▸ **PROBLEM DESCRIPTION**
Write the records below out in full, character for character, with no pictures.

▸ **EXTRACTED DATA**
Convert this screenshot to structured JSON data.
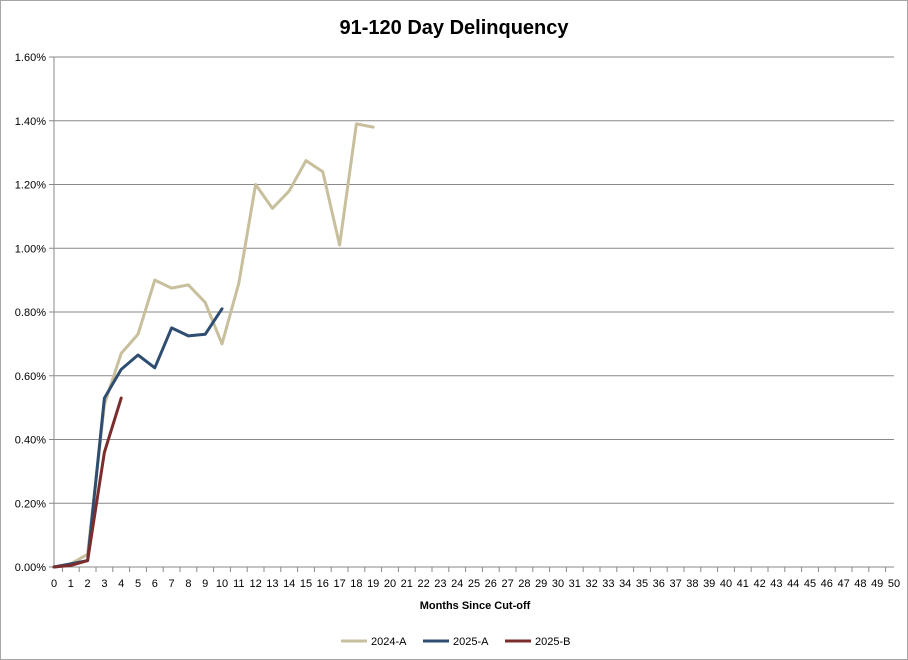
{
  "chart_data": {
    "type": "line",
    "title": "91-120 Day Delinquency",
    "xlabel": "Months Since Cut-off",
    "ylabel": "",
    "x_ticks": [
      0,
      1,
      2,
      3,
      4,
      5,
      6,
      7,
      8,
      9,
      10,
      11,
      12,
      13,
      14,
      15,
      16,
      17,
      18,
      19,
      20,
      21,
      22,
      23,
      24,
      25,
      26,
      27,
      28,
      29,
      30,
      31,
      32,
      33,
      34,
      35,
      36,
      37,
      38,
      39,
      40,
      41,
      42,
      43,
      44,
      45,
      46,
      47,
      48,
      49,
      50
    ],
    "xlim": [
      0,
      50
    ],
    "y_ticks": [
      0,
      0.002,
      0.004,
      0.006,
      0.008,
      0.01,
      0.012,
      0.014,
      0.016
    ],
    "y_tick_labels": [
      "0.00%",
      "0.20%",
      "0.40%",
      "0.60%",
      "0.80%",
      "1.00%",
      "1.20%",
      "1.40%",
      "1.60%"
    ],
    "ylim": [
      0,
      0.016
    ],
    "grid": "horizontal",
    "legend_position": "bottom",
    "series": [
      {
        "name": "2024-A",
        "color": "#c8bf9c",
        "x": [
          0,
          1,
          2,
          3,
          4,
          5,
          6,
          7,
          8,
          9,
          10,
          11,
          12,
          13,
          14,
          15,
          16,
          17,
          18,
          19
        ],
        "values": [
          0,
          0.0001,
          0.0004,
          0.0051,
          0.0067,
          0.0073,
          0.009,
          0.00875,
          0.00885,
          0.0083,
          0.007,
          0.0089,
          0.012,
          0.01125,
          0.0118,
          0.01275,
          0.0124,
          0.0101,
          0.0139,
          0.0138
        ]
      },
      {
        "name": "2025-A",
        "color": "#2e4d70",
        "x": [
          0,
          1,
          2,
          3,
          4,
          5,
          6,
          7,
          8,
          9,
          10
        ],
        "values": [
          0,
          0.0001,
          0.0002,
          0.0053,
          0.0062,
          0.00665,
          0.00625,
          0.0075,
          0.00725,
          0.0073,
          0.0081
        ]
      },
      {
        "name": "2025-B",
        "color": "#7b2d2d",
        "x": [
          0,
          1,
          2,
          3,
          4
        ],
        "values": [
          0,
          5e-05,
          0.0002,
          0.0036,
          0.0053
        ]
      }
    ]
  }
}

▸ **RESULT OF THIS EXERCISE**
Convert this screenshot to structured JSON data.
{
  "chart_data": {
    "type": "line",
    "title": "91-120 Day Delinquency",
    "xlabel": "Months Since Cut-off",
    "ylabel": "",
    "x_ticks": [
      0,
      1,
      2,
      3,
      4,
      5,
      6,
      7,
      8,
      9,
      10,
      11,
      12,
      13,
      14,
      15,
      16,
      17,
      18,
      19,
      20,
      21,
      22,
      23,
      24,
      25,
      26,
      27,
      28,
      29,
      30,
      31,
      32,
      33,
      34,
      35,
      36,
      37,
      38,
      39,
      40,
      41,
      42,
      43,
      44,
      45,
      46,
      47,
      48,
      49,
      50
    ],
    "xlim": [
      0,
      50
    ],
    "y_ticks": [
      0,
      0.002,
      0.004,
      0.006,
      0.008,
      0.01,
      0.012,
      0.014,
      0.016
    ],
    "y_tick_labels": [
      "0.00%",
      "0.20%",
      "0.40%",
      "0.60%",
      "0.80%",
      "1.00%",
      "1.20%",
      "1.40%",
      "1.60%"
    ],
    "ylim": [
      0,
      0.016
    ],
    "grid": "horizontal",
    "legend_position": "bottom",
    "series": [
      {
        "name": "2024-A",
        "color": "#c8bf9c",
        "x": [
          0,
          1,
          2,
          3,
          4,
          5,
          6,
          7,
          8,
          9,
          10,
          11,
          12,
          13,
          14,
          15,
          16,
          17,
          18,
          19
        ],
        "values": [
          0,
          0.0001,
          0.0004,
          0.0051,
          0.0067,
          0.0073,
          0.009,
          0.00875,
          0.00885,
          0.0083,
          0.007,
          0.0089,
          0.012,
          0.01125,
          0.0118,
          0.01275,
          0.0124,
          0.0101,
          0.0139,
          0.0138
        ]
      },
      {
        "name": "2025-A",
        "color": "#2e4d70",
        "x": [
          0,
          1,
          2,
          3,
          4,
          5,
          6,
          7,
          8,
          9,
          10
        ],
        "values": [
          0,
          0.0001,
          0.0002,
          0.0053,
          0.0062,
          0.00665,
          0.00625,
          0.0075,
          0.00725,
          0.0073,
          0.0081
        ]
      },
      {
        "name": "2025-B",
        "color": "#7b2d2d",
        "x": [
          0,
          1,
          2,
          3,
          4
        ],
        "values": [
          0,
          5e-05,
          0.0002,
          0.0036,
          0.0053
        ]
      }
    ]
  }
}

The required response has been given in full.